→ **THE DATA**

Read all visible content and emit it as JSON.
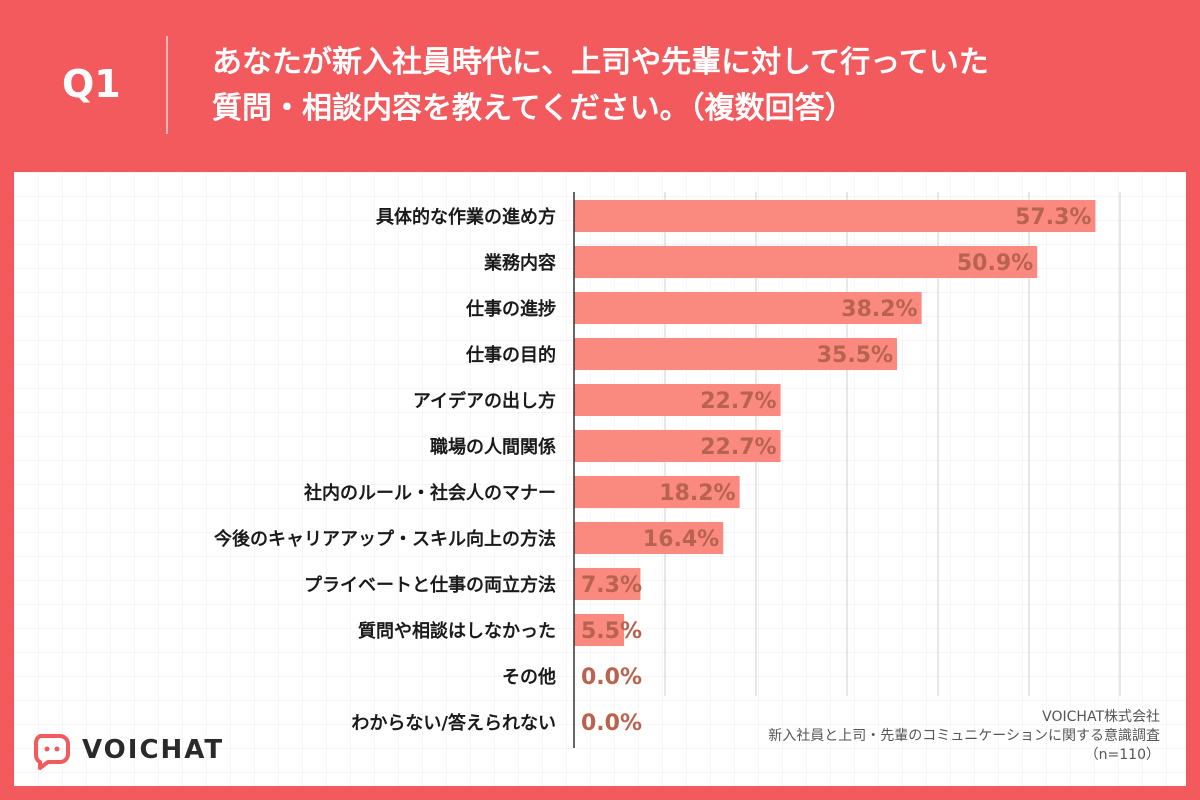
{
  "header": {
    "q_label": "Q1",
    "title_line1": "あなたが新入社員時代に、上司や先輩に対して行っていた",
    "title_line2": "質問・相談内容を教えてください。（複数回答）"
  },
  "colors": {
    "background": "#f25a5e",
    "bar": "#fa8a80",
    "value_label": "#b8634d"
  },
  "chart_data": {
    "type": "bar",
    "orientation": "horizontal",
    "categories": [
      "具体的な作業の進め方",
      "業務内容",
      "仕事の進捗",
      "仕事の目的",
      "アイデアの出し方",
      "職場の人間関係",
      "社内のルール・社会人のマナー",
      "今後のキャリアアップ・スキル向上の方法",
      "プライベートと仕事の両立方法",
      "質問や相談はしなかった",
      "その他",
      "わからない/答えられない"
    ],
    "values": [
      57.3,
      50.9,
      38.2,
      35.5,
      22.7,
      22.7,
      18.2,
      16.4,
      7.3,
      5.5,
      0.0,
      0.0
    ],
    "value_labels": [
      "57.3%",
      "50.9%",
      "38.2%",
      "35.5%",
      "22.7%",
      "22.7%",
      "18.2%",
      "16.4%",
      "7.3%",
      "5.5%",
      "0.0%",
      "0.0%"
    ],
    "xlim": [
      0,
      60
    ],
    "grid": true,
    "unit": "%"
  },
  "logo": {
    "icon": "voichat-speech-bubble-icon",
    "text": "VOICHAT"
  },
  "credit": {
    "company": "VOICHAT株式会社",
    "survey": "新入社員と上司・先輩のコミュニケーションに関する意識調査",
    "sample": "（n=110）"
  }
}
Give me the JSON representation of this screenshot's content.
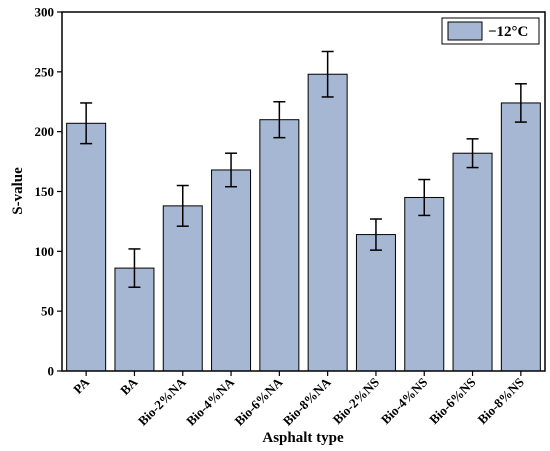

→ **DIRECTION**
Reply with nothing except the number of lines in the listing above that include "JSON".

→ **FULL ANSWER**
2